··· GIVEN DATA

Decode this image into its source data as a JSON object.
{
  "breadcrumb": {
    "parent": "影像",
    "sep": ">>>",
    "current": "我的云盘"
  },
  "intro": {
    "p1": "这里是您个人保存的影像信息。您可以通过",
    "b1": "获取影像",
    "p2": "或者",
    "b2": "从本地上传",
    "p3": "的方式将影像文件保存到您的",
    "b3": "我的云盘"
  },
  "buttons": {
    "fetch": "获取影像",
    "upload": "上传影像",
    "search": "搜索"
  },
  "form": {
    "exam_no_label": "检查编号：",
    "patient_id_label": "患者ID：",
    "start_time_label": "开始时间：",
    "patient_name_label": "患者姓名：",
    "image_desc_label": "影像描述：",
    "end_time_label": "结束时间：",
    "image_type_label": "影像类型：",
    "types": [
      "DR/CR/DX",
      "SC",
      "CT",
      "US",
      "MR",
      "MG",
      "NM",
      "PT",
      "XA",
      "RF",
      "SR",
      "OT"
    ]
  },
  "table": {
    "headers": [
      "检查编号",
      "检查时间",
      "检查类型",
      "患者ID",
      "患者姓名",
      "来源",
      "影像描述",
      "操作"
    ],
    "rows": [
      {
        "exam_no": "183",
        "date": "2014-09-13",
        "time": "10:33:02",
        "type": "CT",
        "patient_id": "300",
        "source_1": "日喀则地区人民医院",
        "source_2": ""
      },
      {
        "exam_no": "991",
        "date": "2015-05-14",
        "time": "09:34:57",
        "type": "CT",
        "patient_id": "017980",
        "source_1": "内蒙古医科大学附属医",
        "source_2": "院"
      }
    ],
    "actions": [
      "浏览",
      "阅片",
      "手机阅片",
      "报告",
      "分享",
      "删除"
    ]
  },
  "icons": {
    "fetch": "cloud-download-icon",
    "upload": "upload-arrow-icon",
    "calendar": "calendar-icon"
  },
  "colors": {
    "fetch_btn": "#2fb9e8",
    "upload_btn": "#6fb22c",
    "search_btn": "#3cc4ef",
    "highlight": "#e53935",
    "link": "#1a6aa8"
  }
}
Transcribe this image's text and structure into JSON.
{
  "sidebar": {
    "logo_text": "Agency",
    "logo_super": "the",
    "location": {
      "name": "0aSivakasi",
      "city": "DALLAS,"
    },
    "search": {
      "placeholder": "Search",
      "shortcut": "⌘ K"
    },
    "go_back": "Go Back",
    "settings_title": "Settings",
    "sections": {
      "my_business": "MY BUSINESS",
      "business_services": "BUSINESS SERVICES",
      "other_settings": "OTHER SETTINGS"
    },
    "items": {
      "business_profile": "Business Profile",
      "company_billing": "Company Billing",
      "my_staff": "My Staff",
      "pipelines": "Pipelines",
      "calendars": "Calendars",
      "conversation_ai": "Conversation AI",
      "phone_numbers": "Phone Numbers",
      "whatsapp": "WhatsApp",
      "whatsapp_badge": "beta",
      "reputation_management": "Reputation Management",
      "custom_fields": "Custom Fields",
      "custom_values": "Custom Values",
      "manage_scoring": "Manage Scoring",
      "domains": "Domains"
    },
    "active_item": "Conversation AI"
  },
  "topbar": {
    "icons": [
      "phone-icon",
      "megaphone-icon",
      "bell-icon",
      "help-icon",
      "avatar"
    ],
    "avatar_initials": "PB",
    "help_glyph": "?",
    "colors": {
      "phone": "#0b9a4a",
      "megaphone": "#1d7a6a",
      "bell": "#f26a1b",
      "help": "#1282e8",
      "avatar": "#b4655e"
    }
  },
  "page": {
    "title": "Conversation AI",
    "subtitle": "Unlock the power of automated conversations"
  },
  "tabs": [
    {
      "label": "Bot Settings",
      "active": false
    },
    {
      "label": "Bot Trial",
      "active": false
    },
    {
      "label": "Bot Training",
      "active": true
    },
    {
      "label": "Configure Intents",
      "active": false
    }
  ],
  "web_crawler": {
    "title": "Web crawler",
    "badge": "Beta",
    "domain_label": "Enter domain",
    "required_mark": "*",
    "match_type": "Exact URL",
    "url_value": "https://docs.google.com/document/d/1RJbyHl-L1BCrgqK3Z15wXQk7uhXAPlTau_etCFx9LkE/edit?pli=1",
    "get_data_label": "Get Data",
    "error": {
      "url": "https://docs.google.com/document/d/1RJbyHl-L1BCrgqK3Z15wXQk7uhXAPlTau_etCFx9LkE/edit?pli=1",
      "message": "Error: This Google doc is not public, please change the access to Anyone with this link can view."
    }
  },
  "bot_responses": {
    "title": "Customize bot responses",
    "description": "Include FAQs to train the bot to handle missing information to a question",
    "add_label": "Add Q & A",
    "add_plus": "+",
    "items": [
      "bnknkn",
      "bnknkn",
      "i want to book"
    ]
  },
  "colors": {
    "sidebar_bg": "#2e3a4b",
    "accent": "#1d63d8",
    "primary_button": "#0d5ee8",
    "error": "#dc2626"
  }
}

······
··· GIVEN DATA

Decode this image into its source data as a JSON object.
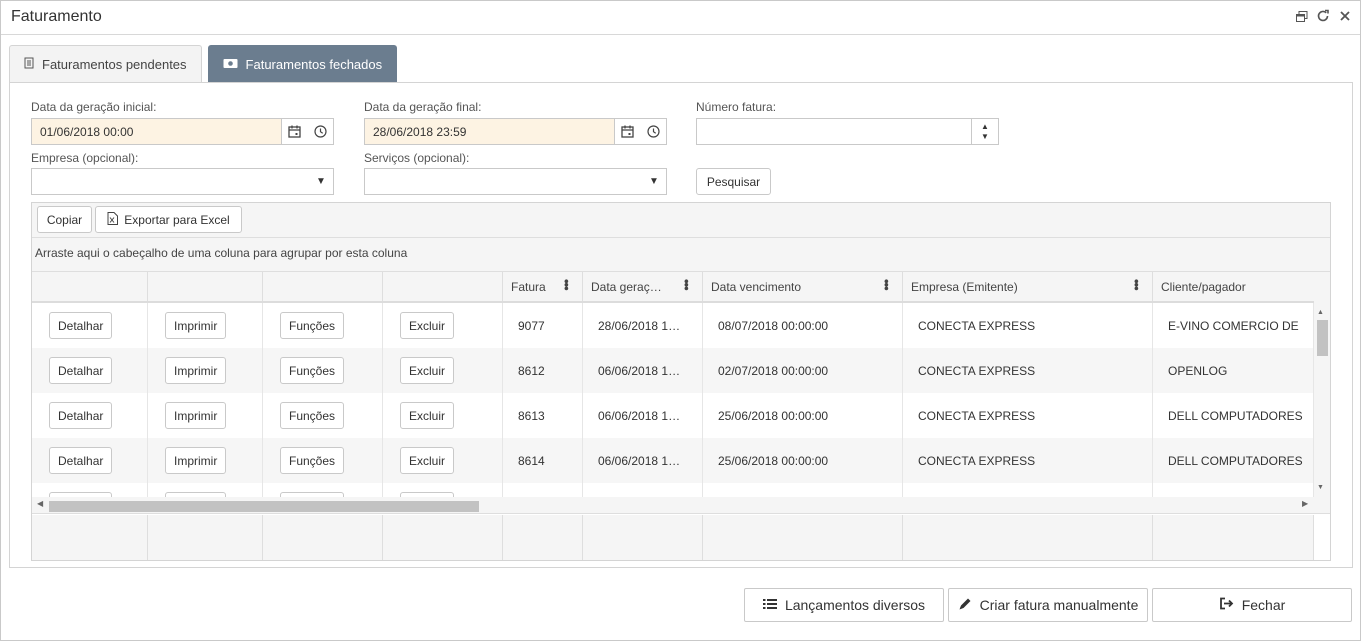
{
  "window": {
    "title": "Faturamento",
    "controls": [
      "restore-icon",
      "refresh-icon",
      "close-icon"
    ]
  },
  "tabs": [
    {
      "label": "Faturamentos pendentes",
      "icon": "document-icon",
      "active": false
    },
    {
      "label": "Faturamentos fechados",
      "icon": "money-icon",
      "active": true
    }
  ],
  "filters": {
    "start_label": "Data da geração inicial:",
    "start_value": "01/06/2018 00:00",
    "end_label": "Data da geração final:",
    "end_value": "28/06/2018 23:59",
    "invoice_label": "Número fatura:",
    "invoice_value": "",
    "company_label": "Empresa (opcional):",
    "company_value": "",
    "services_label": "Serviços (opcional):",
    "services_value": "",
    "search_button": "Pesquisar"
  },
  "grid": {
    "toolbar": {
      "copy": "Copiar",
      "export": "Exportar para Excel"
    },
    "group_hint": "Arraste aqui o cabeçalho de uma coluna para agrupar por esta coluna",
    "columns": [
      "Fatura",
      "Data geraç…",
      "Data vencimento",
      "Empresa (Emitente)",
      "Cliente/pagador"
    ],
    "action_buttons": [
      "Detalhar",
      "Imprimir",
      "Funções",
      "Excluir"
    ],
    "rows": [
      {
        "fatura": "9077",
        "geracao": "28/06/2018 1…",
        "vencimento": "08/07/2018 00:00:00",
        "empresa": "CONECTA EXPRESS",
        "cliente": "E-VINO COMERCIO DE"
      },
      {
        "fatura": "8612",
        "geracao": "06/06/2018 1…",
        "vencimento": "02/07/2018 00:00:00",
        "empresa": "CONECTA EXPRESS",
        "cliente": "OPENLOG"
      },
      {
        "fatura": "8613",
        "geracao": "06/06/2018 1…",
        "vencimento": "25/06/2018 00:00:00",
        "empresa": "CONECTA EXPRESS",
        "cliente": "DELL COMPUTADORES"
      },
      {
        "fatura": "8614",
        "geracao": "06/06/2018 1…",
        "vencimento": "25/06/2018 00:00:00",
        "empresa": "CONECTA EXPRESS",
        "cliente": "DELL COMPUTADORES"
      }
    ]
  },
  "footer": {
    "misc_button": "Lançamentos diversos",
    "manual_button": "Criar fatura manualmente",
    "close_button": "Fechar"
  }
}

······
··· GIVEN DATA

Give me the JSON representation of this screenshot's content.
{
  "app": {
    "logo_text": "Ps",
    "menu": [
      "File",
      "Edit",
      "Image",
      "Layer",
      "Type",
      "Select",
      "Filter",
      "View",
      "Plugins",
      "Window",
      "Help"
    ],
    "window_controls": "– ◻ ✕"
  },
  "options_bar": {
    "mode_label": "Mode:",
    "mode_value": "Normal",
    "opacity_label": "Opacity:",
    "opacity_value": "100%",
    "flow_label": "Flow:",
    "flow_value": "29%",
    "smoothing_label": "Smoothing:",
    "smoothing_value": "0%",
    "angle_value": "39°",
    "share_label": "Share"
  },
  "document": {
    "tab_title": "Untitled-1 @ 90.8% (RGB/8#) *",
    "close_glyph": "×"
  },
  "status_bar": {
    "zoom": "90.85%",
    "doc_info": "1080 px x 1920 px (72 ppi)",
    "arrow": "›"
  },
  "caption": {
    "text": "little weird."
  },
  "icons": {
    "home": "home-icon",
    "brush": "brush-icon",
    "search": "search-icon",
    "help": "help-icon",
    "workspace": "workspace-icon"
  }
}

······

From the data above, pick out each line containing "docs" and copy it.

    "url_value": "https://docs.google.com/document/d/1RJbyHl-L1BCrgqK3Z15wXQk7uhXAPlTau_etCFx9LkE/edit?pli=1",
      "url": "https://docs.google.com/document/d/1RJbyHl-L1BCrgqK3Z15wXQk7uhXAPlTau_etCFx9LkE/edit?pli=1",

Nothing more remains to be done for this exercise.